## WHAT TO WORK ON:
Give back all the data exactly, line by line.

Saved entries

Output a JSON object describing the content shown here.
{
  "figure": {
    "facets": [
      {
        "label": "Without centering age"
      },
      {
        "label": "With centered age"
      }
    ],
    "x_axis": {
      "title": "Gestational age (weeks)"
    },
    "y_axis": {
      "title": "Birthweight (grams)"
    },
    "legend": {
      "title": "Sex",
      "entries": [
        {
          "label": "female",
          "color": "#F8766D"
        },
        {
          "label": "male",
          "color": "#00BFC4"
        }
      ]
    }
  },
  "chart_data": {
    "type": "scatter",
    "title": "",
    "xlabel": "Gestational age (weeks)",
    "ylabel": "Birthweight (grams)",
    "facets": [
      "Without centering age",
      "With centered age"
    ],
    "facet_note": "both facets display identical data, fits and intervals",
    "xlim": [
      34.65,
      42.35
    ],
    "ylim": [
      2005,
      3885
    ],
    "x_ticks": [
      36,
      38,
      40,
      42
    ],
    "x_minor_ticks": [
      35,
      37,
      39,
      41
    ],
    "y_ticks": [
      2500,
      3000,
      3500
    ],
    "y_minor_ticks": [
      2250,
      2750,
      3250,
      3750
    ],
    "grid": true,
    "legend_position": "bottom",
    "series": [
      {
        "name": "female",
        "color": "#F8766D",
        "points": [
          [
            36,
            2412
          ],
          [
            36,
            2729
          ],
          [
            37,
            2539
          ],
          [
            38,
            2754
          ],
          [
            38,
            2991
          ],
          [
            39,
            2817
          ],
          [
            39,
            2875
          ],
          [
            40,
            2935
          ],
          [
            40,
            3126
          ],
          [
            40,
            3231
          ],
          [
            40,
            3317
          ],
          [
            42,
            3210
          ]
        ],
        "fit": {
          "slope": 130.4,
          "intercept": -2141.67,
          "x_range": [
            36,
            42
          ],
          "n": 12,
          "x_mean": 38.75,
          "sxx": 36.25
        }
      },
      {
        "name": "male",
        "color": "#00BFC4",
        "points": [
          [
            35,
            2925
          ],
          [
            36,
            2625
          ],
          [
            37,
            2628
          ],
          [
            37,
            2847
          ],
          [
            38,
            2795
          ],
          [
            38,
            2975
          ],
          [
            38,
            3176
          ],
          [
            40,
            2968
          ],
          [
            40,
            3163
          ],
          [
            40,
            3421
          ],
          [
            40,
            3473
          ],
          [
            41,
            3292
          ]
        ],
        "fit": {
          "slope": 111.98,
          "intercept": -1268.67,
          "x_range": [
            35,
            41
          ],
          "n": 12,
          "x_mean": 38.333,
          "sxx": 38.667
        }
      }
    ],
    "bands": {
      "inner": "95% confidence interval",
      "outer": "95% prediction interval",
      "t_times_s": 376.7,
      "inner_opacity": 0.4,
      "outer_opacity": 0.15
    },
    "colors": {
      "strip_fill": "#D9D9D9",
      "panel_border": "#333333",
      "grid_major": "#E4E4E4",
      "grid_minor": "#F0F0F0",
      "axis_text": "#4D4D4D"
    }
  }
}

## FINISHED TASK:
Output a JSON object describing the content shown here.
{
  "figure": {
    "facets": [
      {
        "label": "Without centering age"
      },
      {
        "label": "With centered age"
      }
    ],
    "x_axis": {
      "title": "Gestational age (weeks)"
    },
    "y_axis": {
      "title": "Birthweight (grams)"
    },
    "legend": {
      "title": "Sex",
      "entries": [
        {
          "label": "female",
          "color": "#F8766D"
        },
        {
          "label": "male",
          "color": "#00BFC4"
        }
      ]
    }
  },
  "chart_data": {
    "type": "scatter",
    "title": "",
    "xlabel": "Gestational age (weeks)",
    "ylabel": "Birthweight (grams)",
    "facets": [
      "Without centering age",
      "With centered age"
    ],
    "facet_note": "both facets display identical data, fits and intervals",
    "xlim": [
      34.65,
      42.35
    ],
    "ylim": [
      2005,
      3885
    ],
    "x_ticks": [
      36,
      38,
      40,
      42
    ],
    "x_minor_ticks": [
      35,
      37,
      39,
      41
    ],
    "y_ticks": [
      2500,
      3000,
      3500
    ],
    "y_minor_ticks": [
      2250,
      2750,
      3250,
      3750
    ],
    "grid": true,
    "legend_position": "bottom",
    "series": [
      {
        "name": "female",
        "color": "#F8766D",
        "points": [
          [
            36,
            2412
          ],
          [
            36,
            2729
          ],
          [
            37,
            2539
          ],
          [
            38,
            2754
          ],
          [
            38,
            2991
          ],
          [
            39,
            2817
          ],
          [
            39,
            2875
          ],
          [
            40,
            2935
          ],
          [
            40,
            3126
          ],
          [
            40,
            3231
          ],
          [
            40,
            3317
          ],
          [
            42,
            3210
          ]
        ],
        "fit": {
          "slope": 130.4,
          "intercept": -2141.67,
          "x_range": [
            36,
            42
          ],
          "n": 12,
          "x_mean": 38.75,
          "sxx": 36.25
        }
      },
      {
        "name": "male",
        "color": "#00BFC4",
        "points": [
          [
            35,
            2925
          ],
          [
            36,
            2625
          ],
          [
            37,
            2628
          ],
          [
            37,
            2847
          ],
          [
            38,
            2795
          ],
          [
            38,
            2975
          ],
          [
            38,
            3176
          ],
          [
            40,
            2968
          ],
          [
            40,
            3163
          ],
          [
            40,
            3421
          ],
          [
            40,
            3473
          ],
          [
            41,
            3292
          ]
        ],
        "fit": {
          "slope": 111.98,
          "intercept": -1268.67,
          "x_range": [
            35,
            41
          ],
          "n": 12,
          "x_mean": 38.333,
          "sxx": 38.667
        }
      }
    ],
    "bands": {
      "inner": "95% confidence interval",
      "outer": "95% prediction interval",
      "t_times_s": 376.7,
      "inner_opacity": 0.4,
      "outer_opacity": 0.15
    },
    "colors": {
      "strip_fill": "#D9D9D9",
      "panel_border": "#333333",
      "grid_major": "#E4E4E4",
      "grid_minor": "#F0F0F0",
      "axis_text": "#4D4D4D"
    }
  }
}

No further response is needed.